Give the number of lines in the data that contain "this", and nothing more.
— Begin —
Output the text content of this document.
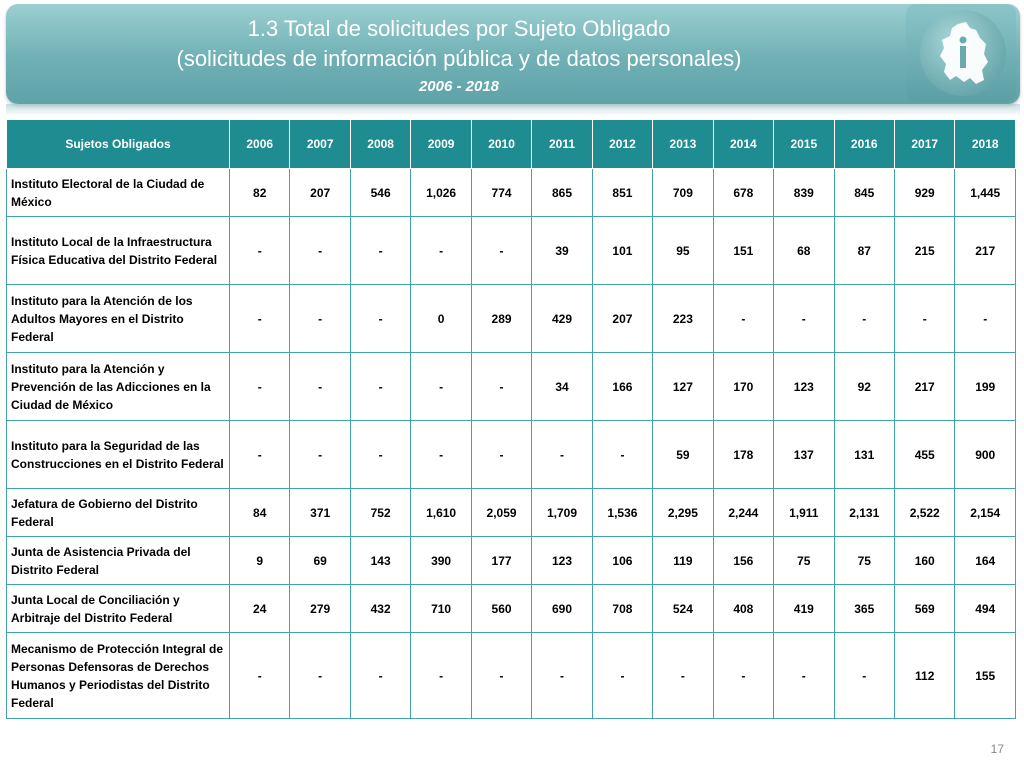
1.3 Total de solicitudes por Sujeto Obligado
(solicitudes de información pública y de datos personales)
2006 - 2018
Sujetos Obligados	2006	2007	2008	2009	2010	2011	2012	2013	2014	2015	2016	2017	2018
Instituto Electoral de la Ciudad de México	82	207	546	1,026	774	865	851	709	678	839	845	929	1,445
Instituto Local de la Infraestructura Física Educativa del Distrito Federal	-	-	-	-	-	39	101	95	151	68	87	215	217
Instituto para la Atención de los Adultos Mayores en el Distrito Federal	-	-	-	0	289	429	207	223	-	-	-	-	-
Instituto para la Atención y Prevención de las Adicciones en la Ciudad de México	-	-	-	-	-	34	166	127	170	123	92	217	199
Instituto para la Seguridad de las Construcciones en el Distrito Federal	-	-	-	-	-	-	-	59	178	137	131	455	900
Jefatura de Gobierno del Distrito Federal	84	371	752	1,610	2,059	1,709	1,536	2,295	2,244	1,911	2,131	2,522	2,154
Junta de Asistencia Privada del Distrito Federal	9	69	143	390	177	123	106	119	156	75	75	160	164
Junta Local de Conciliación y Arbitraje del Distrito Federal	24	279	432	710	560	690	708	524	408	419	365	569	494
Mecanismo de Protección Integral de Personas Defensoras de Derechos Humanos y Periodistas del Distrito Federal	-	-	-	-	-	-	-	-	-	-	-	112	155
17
— End —
— Begin —
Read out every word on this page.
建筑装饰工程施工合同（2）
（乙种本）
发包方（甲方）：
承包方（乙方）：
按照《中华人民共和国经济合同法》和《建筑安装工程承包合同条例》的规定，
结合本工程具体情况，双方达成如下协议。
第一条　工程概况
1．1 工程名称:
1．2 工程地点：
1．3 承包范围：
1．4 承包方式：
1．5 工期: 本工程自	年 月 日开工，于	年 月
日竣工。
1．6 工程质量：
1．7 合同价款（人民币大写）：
— End —
— Begin —
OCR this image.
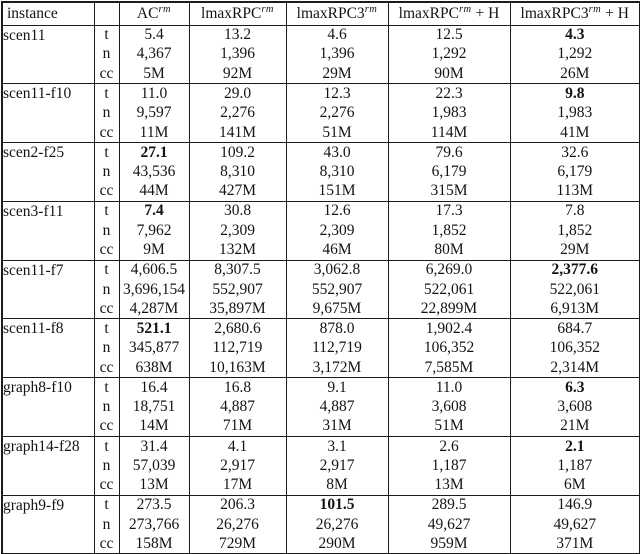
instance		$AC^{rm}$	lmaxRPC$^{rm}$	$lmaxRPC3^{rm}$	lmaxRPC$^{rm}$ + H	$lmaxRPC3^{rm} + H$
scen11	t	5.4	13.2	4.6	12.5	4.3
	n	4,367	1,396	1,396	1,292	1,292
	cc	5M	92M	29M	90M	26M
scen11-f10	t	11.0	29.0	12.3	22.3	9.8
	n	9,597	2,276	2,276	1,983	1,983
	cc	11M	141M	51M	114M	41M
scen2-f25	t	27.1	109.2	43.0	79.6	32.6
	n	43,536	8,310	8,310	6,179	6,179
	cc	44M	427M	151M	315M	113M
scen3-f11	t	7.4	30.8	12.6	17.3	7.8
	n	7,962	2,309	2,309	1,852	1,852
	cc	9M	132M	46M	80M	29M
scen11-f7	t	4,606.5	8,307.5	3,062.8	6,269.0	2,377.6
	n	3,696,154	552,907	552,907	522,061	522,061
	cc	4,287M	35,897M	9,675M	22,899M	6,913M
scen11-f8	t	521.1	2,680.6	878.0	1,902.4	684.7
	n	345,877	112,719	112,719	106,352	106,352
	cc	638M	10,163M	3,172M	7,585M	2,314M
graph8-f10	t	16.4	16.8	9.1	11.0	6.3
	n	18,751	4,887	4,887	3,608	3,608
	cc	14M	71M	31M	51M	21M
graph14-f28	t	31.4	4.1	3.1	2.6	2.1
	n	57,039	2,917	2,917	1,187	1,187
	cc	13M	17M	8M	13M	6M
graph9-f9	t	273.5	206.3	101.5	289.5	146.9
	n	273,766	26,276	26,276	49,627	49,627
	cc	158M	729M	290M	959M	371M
— End —
> **Output of the exercise**:
3